## [Aim]
Each line below either holds the string "dwellings" or doesn't. Count those that do and give only the number.

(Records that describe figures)
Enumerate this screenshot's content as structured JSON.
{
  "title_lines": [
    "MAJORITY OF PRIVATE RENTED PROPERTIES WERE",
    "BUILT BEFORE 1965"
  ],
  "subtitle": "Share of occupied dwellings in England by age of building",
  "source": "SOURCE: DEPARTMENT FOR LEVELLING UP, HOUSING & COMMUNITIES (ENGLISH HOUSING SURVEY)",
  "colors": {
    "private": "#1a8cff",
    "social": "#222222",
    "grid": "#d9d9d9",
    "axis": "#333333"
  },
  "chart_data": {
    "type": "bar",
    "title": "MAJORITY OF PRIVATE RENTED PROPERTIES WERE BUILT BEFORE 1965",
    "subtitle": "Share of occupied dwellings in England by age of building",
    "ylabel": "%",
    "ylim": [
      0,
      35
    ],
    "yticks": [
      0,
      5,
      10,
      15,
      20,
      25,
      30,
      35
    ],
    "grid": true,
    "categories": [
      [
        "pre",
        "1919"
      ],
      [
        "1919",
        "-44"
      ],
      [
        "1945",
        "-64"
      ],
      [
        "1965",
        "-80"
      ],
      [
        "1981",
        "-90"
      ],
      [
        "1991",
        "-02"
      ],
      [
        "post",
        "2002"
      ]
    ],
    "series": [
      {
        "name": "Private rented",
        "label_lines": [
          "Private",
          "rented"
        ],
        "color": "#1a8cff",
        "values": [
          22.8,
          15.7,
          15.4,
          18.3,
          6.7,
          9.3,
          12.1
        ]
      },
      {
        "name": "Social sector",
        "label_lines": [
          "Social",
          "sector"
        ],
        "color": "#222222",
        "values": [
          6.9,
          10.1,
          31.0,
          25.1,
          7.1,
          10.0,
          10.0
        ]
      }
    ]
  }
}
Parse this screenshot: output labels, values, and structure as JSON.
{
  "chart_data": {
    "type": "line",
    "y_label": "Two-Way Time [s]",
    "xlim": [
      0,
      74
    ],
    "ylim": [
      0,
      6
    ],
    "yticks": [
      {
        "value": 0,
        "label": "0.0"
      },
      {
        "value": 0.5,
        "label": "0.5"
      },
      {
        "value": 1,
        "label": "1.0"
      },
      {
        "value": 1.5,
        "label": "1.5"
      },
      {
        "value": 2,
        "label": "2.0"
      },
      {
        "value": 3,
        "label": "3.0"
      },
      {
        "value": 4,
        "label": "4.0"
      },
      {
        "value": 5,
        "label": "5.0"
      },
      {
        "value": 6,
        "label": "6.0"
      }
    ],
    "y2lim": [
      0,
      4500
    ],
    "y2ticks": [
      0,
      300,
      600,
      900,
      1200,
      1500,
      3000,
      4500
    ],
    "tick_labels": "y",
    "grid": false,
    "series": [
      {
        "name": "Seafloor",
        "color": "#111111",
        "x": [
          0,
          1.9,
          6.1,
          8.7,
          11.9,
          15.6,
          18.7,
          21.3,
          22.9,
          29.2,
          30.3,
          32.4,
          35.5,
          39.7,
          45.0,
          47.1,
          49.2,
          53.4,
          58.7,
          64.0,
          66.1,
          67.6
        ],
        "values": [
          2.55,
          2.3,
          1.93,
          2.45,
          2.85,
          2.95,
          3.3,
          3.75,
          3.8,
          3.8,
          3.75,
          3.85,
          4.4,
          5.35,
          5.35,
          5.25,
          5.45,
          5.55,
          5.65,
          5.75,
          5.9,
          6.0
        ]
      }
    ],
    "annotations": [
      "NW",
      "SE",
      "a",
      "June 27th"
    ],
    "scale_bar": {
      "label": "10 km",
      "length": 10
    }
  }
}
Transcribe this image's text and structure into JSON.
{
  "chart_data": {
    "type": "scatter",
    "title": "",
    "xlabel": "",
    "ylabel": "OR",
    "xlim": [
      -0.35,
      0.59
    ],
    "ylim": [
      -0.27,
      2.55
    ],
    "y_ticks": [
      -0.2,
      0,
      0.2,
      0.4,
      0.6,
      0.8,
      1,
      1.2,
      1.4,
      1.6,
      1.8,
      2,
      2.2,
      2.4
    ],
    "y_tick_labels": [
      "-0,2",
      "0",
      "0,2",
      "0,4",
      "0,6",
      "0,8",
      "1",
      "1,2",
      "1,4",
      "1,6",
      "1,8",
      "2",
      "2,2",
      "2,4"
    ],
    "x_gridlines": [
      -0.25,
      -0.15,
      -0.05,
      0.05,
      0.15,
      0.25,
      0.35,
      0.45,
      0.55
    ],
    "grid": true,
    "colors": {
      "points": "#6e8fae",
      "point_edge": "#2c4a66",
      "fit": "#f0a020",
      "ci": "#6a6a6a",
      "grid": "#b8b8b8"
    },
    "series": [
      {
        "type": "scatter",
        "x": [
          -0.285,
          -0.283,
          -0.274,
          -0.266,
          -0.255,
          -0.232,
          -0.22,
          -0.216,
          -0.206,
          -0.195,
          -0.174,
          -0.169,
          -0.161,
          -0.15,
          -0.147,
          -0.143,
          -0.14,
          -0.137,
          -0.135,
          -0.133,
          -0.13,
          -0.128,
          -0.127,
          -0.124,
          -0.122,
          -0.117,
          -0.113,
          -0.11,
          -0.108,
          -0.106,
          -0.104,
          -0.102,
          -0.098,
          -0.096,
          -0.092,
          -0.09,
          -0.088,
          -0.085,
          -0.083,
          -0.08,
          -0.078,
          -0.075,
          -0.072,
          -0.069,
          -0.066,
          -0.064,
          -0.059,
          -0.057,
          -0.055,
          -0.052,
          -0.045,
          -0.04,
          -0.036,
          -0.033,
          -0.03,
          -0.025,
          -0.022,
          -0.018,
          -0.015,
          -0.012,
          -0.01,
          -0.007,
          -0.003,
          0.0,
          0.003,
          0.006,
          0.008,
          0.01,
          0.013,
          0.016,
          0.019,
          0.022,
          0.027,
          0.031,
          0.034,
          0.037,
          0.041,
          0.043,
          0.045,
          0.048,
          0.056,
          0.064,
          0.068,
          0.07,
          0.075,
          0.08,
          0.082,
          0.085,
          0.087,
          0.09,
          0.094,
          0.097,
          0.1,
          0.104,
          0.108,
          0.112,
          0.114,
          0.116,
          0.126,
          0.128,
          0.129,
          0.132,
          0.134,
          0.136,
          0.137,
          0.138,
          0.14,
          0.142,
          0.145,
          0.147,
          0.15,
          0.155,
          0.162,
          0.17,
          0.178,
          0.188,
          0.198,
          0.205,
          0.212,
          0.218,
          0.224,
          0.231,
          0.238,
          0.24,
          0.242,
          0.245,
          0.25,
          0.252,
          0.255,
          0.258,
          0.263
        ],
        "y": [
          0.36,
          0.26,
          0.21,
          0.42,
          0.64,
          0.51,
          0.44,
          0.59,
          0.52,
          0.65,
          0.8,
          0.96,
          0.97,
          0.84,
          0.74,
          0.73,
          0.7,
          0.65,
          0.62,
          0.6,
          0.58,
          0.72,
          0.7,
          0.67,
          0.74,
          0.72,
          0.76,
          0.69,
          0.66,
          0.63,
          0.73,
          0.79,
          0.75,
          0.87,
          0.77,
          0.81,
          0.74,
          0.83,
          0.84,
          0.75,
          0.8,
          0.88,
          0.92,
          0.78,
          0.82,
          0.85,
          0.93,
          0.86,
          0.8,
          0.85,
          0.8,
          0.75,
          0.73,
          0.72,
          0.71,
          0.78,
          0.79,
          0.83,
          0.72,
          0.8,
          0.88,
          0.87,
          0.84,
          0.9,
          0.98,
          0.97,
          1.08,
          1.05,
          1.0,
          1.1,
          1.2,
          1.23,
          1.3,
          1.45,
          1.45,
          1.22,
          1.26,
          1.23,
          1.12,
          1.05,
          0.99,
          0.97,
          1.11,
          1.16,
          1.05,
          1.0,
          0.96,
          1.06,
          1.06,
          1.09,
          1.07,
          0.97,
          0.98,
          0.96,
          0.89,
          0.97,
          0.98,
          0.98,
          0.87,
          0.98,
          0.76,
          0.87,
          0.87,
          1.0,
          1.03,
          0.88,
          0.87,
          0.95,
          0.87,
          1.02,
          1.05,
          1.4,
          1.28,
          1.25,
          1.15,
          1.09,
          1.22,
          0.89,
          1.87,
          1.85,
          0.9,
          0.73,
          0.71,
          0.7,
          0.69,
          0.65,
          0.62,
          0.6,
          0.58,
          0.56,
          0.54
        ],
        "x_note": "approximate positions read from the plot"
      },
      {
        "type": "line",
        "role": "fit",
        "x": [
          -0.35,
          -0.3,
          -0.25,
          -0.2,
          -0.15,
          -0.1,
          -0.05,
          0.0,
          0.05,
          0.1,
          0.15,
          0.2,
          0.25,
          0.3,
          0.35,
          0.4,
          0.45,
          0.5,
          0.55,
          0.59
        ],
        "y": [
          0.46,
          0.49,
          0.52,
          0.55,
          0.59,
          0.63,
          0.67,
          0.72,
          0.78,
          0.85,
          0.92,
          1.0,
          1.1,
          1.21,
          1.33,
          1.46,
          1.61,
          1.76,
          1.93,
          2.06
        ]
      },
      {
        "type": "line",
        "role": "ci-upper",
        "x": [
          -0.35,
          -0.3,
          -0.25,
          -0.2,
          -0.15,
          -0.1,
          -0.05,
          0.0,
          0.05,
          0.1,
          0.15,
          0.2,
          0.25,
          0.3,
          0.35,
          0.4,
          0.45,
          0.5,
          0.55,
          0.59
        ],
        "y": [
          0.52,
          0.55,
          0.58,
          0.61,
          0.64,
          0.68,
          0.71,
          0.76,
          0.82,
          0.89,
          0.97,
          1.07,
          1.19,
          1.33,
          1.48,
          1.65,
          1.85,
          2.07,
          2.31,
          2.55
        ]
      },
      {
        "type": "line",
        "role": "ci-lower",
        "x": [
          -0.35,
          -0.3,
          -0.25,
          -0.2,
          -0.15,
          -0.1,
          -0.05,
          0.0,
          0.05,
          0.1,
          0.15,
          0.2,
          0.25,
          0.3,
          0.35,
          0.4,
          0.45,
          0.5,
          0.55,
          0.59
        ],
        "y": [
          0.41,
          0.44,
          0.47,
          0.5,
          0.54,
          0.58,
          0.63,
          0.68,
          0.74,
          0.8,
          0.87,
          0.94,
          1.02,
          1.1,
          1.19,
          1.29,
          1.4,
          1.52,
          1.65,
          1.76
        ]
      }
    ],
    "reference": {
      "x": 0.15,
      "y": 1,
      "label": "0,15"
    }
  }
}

## [Answer in full]
2